Data excerpts:
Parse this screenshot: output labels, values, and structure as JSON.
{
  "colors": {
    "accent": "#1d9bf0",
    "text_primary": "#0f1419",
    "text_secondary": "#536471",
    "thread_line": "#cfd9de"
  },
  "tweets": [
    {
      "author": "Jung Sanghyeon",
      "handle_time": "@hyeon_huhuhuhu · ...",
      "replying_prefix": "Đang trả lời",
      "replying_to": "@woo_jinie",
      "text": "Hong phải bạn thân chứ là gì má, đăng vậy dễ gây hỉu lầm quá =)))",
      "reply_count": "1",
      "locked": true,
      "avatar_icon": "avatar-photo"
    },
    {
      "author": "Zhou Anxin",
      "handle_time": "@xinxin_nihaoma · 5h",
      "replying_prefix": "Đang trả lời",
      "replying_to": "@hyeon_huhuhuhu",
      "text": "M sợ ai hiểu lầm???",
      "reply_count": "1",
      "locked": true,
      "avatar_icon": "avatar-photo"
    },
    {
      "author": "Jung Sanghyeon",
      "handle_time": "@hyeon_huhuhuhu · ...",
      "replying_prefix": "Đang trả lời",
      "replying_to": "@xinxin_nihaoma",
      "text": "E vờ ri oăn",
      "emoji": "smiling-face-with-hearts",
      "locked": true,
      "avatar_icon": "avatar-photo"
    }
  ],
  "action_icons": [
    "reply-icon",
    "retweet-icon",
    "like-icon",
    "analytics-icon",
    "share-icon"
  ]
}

--

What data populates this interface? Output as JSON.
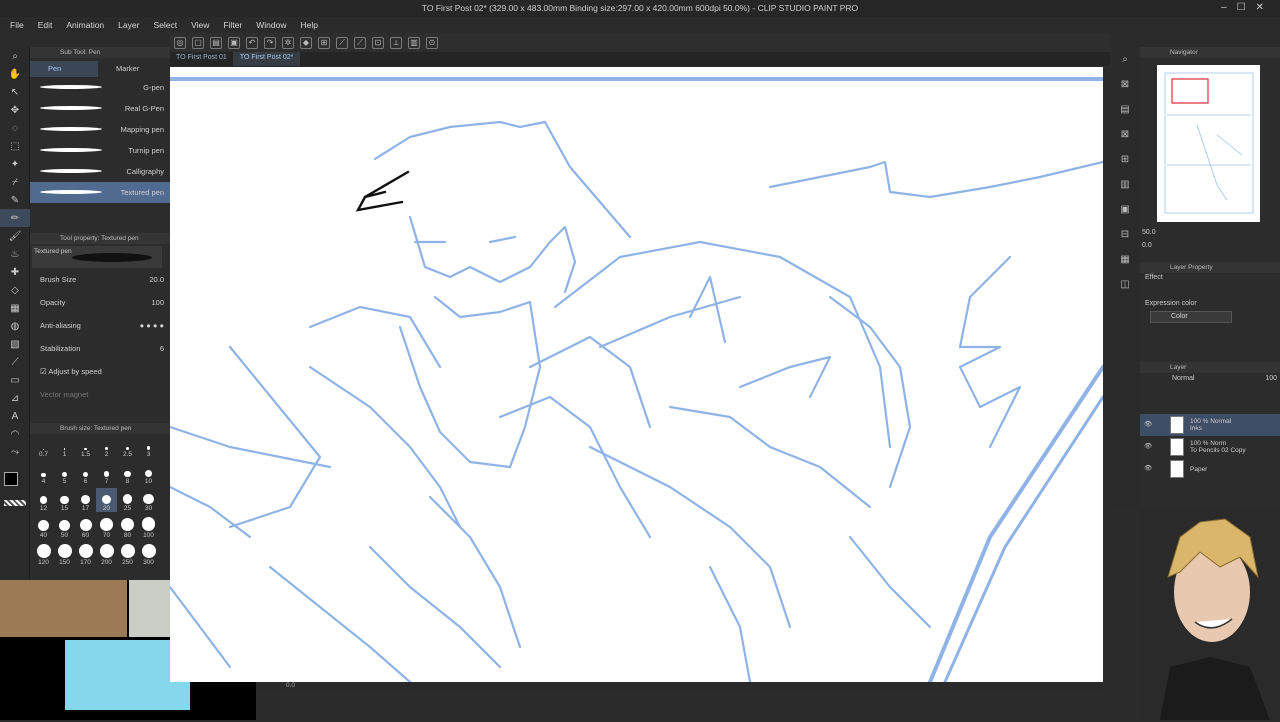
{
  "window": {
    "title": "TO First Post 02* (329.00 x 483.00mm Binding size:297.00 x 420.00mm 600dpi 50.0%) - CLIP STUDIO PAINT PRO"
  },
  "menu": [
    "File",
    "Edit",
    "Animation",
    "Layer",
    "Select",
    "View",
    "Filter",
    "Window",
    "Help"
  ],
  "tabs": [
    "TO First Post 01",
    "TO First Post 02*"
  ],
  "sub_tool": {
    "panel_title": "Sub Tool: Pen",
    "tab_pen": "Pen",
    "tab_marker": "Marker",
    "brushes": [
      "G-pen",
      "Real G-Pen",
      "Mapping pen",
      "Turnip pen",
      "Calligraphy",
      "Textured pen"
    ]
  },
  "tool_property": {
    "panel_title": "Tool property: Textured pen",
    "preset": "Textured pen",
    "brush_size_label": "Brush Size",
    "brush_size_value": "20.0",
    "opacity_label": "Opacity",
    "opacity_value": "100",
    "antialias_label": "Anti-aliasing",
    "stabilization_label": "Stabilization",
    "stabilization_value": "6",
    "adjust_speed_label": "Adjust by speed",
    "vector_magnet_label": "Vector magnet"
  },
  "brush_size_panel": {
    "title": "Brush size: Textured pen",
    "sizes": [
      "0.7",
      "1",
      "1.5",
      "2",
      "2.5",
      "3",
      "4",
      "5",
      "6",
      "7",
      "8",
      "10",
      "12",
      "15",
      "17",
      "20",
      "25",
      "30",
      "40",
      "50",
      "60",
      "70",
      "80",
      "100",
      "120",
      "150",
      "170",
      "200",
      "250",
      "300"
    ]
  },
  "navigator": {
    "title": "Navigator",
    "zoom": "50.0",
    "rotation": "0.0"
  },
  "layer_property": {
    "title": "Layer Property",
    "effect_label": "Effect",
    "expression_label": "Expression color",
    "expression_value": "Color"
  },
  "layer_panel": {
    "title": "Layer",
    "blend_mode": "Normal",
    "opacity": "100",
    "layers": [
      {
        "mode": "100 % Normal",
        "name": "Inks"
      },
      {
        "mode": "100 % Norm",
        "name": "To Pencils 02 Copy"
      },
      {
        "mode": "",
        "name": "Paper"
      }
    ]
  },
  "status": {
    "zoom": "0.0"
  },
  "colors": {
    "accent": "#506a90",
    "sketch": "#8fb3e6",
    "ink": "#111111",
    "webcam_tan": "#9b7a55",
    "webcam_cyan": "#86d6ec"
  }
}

==

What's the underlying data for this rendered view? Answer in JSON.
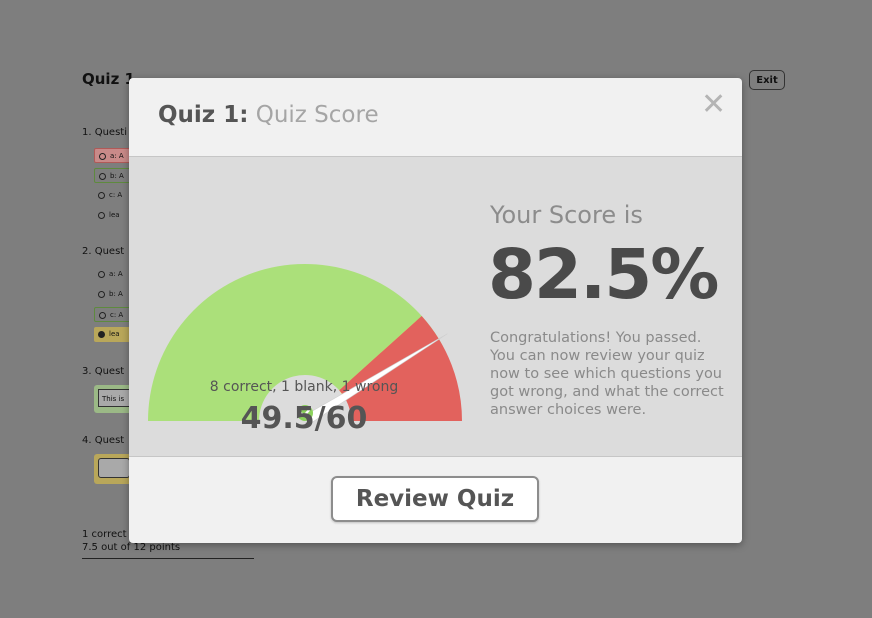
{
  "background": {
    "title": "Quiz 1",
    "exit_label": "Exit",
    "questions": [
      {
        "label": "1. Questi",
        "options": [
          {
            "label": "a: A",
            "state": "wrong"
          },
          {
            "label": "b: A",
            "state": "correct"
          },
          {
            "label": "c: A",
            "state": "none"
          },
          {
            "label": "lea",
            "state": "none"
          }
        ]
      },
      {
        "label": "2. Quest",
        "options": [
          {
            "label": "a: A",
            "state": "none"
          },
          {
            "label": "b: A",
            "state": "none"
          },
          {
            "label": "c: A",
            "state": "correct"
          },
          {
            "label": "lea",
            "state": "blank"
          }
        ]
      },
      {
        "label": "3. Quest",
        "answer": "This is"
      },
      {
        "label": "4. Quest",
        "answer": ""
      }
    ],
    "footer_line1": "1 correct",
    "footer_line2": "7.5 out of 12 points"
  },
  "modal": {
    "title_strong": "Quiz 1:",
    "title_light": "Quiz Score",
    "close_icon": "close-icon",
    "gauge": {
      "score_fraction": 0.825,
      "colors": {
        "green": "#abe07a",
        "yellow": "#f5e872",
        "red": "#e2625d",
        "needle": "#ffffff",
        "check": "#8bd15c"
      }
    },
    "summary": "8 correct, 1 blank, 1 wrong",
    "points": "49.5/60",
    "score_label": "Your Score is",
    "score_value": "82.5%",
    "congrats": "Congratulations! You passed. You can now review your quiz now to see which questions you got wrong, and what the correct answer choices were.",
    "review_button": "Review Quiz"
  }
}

* Exercise description *
Within the listing above, copy each line that has the string "JSON".

* Reply *
Parse this screenshot: output labels, values, and structure as JSON.
What data populates this interface? Output as JSON.
What's the underlying data for this rendered view? Answer in JSON.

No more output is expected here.